Records that describe figures:
= = = = =

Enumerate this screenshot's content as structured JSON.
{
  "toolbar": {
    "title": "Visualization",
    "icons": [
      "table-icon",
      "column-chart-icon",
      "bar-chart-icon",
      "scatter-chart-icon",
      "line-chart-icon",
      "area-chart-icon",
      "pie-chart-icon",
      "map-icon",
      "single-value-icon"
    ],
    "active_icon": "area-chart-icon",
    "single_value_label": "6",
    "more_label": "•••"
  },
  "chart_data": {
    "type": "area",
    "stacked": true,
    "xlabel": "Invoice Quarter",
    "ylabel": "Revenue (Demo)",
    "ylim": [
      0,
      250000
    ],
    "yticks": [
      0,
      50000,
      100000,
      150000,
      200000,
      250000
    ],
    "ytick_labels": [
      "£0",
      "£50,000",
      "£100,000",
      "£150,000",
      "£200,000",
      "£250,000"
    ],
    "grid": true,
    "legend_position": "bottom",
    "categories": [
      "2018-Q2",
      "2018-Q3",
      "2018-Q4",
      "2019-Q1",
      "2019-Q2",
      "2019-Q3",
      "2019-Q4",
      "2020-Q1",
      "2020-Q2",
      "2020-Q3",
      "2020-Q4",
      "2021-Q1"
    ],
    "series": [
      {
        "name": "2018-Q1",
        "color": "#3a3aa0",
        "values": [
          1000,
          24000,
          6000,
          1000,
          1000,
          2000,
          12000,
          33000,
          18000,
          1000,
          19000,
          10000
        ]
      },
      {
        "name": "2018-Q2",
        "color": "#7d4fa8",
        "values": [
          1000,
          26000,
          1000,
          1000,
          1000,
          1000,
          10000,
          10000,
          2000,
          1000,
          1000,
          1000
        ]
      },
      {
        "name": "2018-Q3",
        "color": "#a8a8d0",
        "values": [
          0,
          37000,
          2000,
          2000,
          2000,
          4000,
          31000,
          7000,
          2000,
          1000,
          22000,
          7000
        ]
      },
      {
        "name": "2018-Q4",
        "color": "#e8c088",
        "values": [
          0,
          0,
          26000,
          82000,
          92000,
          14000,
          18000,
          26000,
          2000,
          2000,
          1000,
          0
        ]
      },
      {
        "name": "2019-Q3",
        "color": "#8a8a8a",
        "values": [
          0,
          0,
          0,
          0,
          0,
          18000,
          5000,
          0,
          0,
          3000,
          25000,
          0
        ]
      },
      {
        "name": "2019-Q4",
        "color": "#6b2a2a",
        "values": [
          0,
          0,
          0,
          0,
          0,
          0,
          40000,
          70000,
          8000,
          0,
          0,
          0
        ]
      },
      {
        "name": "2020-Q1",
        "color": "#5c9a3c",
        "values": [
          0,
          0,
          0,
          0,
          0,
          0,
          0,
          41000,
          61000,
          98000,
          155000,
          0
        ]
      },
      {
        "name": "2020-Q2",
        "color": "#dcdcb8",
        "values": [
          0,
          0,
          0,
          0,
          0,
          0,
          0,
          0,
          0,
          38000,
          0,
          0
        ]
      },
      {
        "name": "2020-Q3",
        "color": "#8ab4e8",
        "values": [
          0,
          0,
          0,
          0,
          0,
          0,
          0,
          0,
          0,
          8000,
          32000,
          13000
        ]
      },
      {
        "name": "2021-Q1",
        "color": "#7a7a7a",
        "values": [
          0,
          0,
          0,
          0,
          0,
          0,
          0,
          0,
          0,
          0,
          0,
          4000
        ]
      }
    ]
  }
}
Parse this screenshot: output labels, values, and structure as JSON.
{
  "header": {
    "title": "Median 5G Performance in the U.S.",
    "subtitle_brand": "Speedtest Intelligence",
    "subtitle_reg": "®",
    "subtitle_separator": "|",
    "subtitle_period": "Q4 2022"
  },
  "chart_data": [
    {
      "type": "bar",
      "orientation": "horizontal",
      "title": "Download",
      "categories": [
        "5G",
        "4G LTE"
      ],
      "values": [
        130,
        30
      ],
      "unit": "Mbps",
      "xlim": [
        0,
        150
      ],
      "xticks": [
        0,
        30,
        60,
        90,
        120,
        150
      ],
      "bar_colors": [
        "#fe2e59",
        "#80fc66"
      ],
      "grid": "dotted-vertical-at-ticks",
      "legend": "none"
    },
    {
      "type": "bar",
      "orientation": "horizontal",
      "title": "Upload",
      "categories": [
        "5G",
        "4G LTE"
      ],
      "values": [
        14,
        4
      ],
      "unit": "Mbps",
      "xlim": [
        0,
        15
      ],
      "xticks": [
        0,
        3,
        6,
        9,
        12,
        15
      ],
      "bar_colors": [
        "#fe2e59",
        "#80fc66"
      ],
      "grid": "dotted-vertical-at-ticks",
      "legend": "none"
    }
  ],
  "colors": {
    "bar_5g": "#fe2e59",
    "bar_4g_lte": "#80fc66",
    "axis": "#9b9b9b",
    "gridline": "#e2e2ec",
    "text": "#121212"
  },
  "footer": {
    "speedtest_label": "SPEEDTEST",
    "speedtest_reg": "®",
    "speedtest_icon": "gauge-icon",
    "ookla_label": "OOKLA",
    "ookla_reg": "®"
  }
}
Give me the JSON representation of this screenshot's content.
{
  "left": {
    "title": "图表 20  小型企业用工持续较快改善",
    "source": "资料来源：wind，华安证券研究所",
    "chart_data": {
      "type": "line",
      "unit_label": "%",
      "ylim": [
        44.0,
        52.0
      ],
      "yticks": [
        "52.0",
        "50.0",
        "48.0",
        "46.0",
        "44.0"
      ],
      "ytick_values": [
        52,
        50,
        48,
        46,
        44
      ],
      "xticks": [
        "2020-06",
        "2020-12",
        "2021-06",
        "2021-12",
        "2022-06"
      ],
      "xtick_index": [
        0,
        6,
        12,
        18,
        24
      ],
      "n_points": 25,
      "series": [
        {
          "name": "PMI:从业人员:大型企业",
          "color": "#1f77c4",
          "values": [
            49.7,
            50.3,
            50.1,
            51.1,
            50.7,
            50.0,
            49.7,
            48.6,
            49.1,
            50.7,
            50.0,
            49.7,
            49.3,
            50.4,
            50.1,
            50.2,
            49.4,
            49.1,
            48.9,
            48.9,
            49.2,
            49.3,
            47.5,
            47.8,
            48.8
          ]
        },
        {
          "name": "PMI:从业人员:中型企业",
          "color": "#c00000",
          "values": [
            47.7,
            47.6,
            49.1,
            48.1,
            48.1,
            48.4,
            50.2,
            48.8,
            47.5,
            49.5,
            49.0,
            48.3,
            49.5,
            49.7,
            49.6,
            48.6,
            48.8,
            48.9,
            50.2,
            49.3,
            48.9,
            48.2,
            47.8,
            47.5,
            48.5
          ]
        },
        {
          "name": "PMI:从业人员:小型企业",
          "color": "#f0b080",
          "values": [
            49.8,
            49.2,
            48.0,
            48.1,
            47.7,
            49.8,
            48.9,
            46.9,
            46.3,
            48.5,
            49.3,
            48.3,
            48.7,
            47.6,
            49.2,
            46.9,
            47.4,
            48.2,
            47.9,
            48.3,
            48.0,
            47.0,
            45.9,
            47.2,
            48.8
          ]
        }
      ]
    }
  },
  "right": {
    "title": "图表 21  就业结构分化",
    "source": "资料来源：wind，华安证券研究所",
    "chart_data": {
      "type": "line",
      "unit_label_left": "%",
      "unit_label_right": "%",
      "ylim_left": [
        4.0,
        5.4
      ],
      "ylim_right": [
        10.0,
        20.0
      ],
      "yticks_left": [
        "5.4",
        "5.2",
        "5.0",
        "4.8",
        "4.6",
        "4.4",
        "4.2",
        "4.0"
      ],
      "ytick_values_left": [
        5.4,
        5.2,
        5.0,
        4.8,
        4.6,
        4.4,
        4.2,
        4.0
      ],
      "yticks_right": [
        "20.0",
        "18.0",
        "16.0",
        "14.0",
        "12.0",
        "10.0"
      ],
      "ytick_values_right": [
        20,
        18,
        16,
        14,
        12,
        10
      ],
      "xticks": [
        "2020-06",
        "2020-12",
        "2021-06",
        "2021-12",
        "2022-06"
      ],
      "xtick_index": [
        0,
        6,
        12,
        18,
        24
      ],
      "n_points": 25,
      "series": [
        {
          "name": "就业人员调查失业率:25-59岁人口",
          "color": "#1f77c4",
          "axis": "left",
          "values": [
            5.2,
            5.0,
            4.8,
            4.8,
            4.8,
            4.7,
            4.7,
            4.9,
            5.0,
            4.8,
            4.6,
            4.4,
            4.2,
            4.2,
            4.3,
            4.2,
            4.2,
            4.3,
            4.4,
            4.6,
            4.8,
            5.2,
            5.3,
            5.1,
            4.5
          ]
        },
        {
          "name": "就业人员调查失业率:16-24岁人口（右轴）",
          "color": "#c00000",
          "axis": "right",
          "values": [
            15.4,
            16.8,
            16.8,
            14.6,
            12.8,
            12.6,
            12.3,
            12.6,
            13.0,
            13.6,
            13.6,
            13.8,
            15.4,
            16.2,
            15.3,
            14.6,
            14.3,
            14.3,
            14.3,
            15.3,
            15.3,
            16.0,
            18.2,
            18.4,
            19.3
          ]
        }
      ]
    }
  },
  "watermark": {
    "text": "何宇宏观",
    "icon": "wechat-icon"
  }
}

= = = = =

Requirements.
Check each line above for the word "screenshot" and copy the ones that have it.

Finished answer.
Enumerate this screenshot's content as structured JSON.
Parse this screenshot: output labels, values, and structure as JSON.
Give me the JSON representation of this screenshot's content.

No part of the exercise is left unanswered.